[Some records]
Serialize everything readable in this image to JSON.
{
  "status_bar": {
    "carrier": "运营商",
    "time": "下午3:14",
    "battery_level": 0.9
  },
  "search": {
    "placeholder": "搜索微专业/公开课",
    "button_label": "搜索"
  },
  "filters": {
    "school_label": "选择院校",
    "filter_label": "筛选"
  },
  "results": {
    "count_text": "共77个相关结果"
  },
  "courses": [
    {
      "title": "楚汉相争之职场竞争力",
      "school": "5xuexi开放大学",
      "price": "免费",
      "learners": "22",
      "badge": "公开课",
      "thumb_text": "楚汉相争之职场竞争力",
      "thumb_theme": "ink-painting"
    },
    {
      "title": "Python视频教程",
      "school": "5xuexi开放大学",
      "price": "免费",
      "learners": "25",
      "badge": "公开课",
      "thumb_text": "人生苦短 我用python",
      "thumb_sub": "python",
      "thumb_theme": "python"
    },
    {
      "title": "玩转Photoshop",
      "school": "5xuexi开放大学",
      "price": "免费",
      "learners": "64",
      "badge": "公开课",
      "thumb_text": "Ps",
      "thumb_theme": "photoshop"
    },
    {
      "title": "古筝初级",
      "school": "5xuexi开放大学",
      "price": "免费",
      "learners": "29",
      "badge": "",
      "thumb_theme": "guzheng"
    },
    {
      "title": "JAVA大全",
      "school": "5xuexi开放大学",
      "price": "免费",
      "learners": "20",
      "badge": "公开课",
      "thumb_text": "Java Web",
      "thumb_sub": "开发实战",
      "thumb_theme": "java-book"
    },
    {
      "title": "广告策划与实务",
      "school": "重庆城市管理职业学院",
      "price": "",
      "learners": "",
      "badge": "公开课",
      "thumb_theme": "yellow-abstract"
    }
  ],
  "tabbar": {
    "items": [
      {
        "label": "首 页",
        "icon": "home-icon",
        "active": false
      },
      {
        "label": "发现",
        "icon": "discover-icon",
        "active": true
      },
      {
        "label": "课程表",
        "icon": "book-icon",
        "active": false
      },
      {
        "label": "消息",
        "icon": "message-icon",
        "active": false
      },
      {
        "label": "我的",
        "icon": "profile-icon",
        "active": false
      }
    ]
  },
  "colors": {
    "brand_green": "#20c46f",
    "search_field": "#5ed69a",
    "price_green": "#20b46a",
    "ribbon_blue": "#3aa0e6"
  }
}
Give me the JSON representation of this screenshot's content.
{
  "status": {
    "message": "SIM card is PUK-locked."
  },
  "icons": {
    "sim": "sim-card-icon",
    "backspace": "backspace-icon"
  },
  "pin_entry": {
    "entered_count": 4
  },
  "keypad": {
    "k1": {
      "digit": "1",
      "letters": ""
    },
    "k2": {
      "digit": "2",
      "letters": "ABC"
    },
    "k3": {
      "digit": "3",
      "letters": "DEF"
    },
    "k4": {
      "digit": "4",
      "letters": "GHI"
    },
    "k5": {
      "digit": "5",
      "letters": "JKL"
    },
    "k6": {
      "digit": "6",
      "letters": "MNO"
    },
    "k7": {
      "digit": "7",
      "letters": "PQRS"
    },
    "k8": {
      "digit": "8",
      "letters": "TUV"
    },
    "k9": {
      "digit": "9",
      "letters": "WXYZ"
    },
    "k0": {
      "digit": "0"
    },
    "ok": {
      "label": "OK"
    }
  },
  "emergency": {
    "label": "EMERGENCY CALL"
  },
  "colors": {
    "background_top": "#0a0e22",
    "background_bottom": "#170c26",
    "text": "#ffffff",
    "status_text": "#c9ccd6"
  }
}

■ What this task involves: Retype the material in full, character for character.

■ Worked answer:
Serialize everything readable in this image to JSON.
{
  "status_bar": {
    "carrier": "运营商",
    "time": "下午3:14",
    "battery_level": 0.9
  },
  "search": {
    "placeholder": "搜索微专业/公开课",
    "button_label": "搜索"
  },
  "filters": {
    "school_label": "选择院校",
    "filter_label": "筛选"
  },
  "results": {
    "count_text": "共77个相关结果"
  },
  "courses": [
    {
      "title": "楚汉相争之职场竞争力",
      "school": "5xuexi开放大学",
      "price": "免费",
      "learners": "22",
      "badge": "公开课",
      "thumb_text": "楚汉相争之职场竞争力",
      "thumb_theme": "ink-painting"
    },
    {
      "title": "Python视频教程",
      "school": "5xuexi开放大学",
      "price": "免费",
      "learners": "25",
      "badge": "公开课",
      "thumb_text": "人生苦短 我用python",
      "thumb_sub": "python",
      "thumb_theme": "python"
    },
    {
      "title": "玩转Photoshop",
      "school": "5xuexi开放大学",
      "price": "免费",
      "learners": "64",
      "badge": "公开课",
      "thumb_text": "Ps",
      "thumb_theme": "photoshop"
    },
    {
      "title": "古筝初级",
      "school": "5xuexi开放大学",
      "price": "免费",
      "learners": "29",
      "badge": "",
      "thumb_theme": "guzheng"
    },
    {
      "title": "JAVA大全",
      "school": "5xuexi开放大学",
      "price": "免费",
      "learners": "20",
      "badge": "公开课",
      "thumb_text": "Java Web",
      "thumb_sub": "开发实战",
      "thumb_theme": "java-book"
    },
    {
      "title": "广告策划与实务",
      "school": "重庆城市管理职业学院",
      "price": "",
      "learners": "",
      "badge": "公开课",
      "thumb_theme": "yellow-abstract"
    }
  ],
  "tabbar": {
    "items": [
      {
        "label": "首 页",
        "icon": "home-icon",
        "active": false
      },
      {
        "label": "发现",
        "icon": "discover-icon",
        "active": true
      },
      {
        "label": "课程表",
        "icon": "book-icon",
        "active": false
      },
      {
        "label": "消息",
        "icon": "message-icon",
        "active": false
      },
      {
        "label": "我的",
        "icon": "profile-icon",
        "active": false
      }
    ]
  },
  "colors": {
    "brand_green": "#20c46f",
    "search_field": "#5ed69a",
    "price_green": "#20b46a",
    "ribbon_blue": "#3aa0e6"
  }
}
Give me the JSON representation of this screenshot's content.
{
  "status": {
    "message": "SIM card is PUK-locked."
  },
  "icons": {
    "sim": "sim-card-icon",
    "backspace": "backspace-icon"
  },
  "pin_entry": {
    "entered_count": 4
  },
  "keypad": {
    "k1": {
      "digit": "1",
      "letters": ""
    },
    "k2": {
      "digit": "2",
      "letters": "ABC"
    },
    "k3": {
      "digit": "3",
      "letters": "DEF"
    },
    "k4": {
      "digit": "4",
      "letters": "GHI"
    },
    "k5": {
      "digit": "5",
      "letters": "JKL"
    },
    "k6": {
      "digit": "6",
      "letters": "MNO"
    },
    "k7": {
      "digit": "7",
      "letters": "PQRS"
    },
    "k8": {
      "digit": "8",
      "letters": "TUV"
    },
    "k9": {
      "digit": "9",
      "letters": "WXYZ"
    },
    "k0": {
      "digit": "0"
    },
    "ok": {
      "label": "OK"
    }
  },
  "emergency": {
    "label": "EMERGENCY CALL"
  },
  "colors": {
    "background_top": "#0a0e22",
    "background_bottom": "#170c26",
    "text": "#ffffff",
    "status_text": "#c9ccd6"
  }
}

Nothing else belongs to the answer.